Put everything from the first line of the entries down to and including the line containing "notes-panel-header: Notas del" into a numbered list, leaving out any blank lines.

• Entries from a dataset
◇ ◇ ◇ ◇ ◇ ◇ ◇
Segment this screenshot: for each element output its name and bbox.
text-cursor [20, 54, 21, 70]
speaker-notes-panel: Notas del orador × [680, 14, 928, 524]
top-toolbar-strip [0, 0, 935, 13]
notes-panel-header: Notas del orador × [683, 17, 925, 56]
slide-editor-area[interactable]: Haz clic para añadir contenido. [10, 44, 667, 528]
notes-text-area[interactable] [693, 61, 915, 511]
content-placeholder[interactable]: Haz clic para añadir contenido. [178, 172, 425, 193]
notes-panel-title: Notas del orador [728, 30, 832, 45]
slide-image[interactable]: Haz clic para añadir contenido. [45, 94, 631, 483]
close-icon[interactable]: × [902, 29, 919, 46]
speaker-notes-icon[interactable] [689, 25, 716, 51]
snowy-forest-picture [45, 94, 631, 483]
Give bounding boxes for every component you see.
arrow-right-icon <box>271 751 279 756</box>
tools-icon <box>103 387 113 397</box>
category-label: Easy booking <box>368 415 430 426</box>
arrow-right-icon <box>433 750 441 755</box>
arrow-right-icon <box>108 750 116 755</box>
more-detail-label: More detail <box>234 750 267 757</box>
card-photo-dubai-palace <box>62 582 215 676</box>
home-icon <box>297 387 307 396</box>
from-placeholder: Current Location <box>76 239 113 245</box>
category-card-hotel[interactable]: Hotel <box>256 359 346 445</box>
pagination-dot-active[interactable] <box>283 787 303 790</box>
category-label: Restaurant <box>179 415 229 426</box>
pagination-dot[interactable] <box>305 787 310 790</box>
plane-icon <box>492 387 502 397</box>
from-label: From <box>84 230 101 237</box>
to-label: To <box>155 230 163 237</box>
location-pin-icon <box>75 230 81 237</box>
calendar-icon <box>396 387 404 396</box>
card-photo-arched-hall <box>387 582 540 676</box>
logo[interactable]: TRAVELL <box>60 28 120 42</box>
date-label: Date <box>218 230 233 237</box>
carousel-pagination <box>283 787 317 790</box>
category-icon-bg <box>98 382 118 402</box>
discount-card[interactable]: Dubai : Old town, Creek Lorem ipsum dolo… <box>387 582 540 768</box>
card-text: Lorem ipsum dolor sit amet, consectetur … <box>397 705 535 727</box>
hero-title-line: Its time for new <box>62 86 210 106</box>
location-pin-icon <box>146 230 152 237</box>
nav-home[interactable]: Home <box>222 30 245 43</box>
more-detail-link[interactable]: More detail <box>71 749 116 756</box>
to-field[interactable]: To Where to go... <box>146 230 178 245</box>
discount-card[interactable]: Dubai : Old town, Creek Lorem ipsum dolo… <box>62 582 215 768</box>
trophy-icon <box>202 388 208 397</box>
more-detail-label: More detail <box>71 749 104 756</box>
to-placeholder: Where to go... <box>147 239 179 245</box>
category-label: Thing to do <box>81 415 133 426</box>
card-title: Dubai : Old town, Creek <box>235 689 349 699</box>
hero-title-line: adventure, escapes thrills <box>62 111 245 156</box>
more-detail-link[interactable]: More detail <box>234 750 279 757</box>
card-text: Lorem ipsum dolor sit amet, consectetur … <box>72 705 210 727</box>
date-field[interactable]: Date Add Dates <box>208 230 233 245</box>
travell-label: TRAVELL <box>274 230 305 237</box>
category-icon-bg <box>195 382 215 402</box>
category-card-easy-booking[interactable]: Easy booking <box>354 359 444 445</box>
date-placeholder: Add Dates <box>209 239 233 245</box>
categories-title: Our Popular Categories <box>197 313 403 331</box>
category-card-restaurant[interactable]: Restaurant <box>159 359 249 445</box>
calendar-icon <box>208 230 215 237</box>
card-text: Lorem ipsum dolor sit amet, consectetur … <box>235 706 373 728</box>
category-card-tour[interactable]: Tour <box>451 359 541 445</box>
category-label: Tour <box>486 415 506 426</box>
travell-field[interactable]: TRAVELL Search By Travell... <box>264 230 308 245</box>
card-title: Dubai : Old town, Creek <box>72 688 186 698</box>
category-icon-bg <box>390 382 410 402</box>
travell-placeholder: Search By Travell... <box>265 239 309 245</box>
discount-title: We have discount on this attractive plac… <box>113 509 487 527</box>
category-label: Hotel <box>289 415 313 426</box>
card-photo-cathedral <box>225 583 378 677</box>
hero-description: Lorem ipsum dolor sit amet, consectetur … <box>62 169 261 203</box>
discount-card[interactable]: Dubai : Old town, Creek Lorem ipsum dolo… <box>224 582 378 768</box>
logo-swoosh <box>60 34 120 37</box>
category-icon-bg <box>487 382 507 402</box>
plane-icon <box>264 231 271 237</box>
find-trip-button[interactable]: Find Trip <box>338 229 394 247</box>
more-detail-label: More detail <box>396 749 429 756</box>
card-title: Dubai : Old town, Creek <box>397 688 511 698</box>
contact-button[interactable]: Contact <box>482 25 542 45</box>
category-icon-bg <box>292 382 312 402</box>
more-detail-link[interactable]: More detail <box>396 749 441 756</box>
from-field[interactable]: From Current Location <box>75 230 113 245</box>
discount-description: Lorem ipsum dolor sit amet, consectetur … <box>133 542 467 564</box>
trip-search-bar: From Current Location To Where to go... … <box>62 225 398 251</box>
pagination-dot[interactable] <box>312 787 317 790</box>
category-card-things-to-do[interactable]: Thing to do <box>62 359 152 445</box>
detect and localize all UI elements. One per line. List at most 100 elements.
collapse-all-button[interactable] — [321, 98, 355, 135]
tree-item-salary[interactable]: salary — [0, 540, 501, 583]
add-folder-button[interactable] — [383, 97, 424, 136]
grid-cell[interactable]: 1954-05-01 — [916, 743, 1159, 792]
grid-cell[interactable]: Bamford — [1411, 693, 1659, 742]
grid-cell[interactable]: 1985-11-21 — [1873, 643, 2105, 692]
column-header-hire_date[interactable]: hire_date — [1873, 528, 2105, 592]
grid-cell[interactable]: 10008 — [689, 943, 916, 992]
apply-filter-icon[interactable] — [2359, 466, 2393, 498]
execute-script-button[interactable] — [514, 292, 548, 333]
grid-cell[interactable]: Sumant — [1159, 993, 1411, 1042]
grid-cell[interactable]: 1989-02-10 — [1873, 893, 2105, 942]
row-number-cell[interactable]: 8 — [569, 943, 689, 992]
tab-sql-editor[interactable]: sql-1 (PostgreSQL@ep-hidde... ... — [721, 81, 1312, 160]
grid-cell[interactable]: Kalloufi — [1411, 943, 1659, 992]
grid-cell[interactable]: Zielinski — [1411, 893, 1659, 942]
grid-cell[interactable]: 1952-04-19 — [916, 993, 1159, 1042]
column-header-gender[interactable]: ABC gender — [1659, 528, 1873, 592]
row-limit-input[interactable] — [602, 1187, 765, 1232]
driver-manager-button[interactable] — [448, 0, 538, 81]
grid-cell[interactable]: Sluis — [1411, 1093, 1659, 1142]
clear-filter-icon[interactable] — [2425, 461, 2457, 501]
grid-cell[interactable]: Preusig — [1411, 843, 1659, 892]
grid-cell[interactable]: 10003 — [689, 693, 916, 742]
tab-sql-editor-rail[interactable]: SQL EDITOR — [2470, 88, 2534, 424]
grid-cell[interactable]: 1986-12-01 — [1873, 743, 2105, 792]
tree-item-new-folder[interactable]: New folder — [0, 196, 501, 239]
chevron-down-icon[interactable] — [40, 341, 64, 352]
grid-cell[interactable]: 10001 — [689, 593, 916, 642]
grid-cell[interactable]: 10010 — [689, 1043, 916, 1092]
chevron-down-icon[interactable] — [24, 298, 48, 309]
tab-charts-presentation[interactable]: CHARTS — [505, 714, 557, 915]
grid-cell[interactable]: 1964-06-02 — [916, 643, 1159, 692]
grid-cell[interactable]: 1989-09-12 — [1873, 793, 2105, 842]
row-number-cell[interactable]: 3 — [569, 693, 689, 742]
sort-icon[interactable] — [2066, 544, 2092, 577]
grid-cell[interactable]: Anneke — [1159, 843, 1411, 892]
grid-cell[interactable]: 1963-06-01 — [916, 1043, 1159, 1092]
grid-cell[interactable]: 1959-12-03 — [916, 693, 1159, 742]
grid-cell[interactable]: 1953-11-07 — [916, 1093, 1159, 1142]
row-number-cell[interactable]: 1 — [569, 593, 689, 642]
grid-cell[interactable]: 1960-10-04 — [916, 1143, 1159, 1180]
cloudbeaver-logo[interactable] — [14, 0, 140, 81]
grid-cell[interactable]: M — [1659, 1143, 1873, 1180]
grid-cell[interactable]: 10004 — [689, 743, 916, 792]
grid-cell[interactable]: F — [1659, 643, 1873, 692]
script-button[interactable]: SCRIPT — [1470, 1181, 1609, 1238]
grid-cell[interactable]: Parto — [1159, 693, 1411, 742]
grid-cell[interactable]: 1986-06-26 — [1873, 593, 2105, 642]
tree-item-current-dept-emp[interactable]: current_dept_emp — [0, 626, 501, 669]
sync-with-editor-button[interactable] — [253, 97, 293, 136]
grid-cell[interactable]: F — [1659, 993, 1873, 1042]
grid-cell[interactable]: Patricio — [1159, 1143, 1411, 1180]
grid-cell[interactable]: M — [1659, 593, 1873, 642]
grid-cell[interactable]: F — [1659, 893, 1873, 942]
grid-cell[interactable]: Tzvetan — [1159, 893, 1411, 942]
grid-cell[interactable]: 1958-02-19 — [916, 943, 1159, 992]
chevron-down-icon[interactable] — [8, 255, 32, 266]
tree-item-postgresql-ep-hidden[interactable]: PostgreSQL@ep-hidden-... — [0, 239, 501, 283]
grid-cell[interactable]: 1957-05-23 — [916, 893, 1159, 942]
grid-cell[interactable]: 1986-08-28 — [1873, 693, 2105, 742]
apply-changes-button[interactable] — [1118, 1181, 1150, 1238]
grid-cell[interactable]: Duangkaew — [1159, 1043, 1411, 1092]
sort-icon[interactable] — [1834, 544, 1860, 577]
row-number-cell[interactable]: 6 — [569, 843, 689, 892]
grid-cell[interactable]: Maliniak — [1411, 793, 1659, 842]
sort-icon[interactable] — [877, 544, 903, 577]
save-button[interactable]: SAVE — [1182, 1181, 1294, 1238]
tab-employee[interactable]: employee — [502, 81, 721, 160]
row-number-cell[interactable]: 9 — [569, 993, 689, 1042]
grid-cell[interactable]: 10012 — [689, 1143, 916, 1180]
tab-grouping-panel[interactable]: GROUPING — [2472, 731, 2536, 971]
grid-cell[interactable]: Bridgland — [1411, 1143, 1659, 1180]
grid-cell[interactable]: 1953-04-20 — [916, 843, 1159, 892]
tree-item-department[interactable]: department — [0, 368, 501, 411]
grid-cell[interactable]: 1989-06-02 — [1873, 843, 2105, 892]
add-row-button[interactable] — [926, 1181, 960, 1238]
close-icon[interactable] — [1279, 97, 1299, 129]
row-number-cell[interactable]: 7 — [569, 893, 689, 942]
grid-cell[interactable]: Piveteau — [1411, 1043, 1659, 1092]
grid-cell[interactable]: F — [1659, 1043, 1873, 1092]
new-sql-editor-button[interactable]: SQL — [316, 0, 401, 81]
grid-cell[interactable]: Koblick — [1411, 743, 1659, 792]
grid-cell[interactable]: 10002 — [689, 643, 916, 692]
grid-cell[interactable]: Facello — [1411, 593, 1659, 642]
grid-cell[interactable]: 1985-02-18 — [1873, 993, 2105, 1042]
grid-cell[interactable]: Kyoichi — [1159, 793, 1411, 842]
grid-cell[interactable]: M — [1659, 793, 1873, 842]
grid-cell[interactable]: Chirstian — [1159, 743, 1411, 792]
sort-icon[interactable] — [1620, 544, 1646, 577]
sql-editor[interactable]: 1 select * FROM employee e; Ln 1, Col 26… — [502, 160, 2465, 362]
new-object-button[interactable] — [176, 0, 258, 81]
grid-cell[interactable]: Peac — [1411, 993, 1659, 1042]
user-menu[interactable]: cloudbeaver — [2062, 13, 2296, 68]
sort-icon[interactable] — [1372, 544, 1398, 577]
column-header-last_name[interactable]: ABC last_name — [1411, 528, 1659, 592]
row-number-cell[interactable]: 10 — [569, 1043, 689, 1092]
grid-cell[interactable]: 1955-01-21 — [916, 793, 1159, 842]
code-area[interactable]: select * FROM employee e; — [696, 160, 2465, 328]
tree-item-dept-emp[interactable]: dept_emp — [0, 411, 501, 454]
◇ ◇ ◇ ◇ ◇ ◇ ◇
• Result of this exercise
1. Segment this screenshot: for each element output its name and bbox.
2. text-cursor [20, 54, 21, 70]
3. speaker-notes-panel: Notas del orador × [680, 14, 928, 524]
4. top-toolbar-strip [0, 0, 935, 13]
5. notes-panel-header: Notas del orador × [683, 17, 925, 56]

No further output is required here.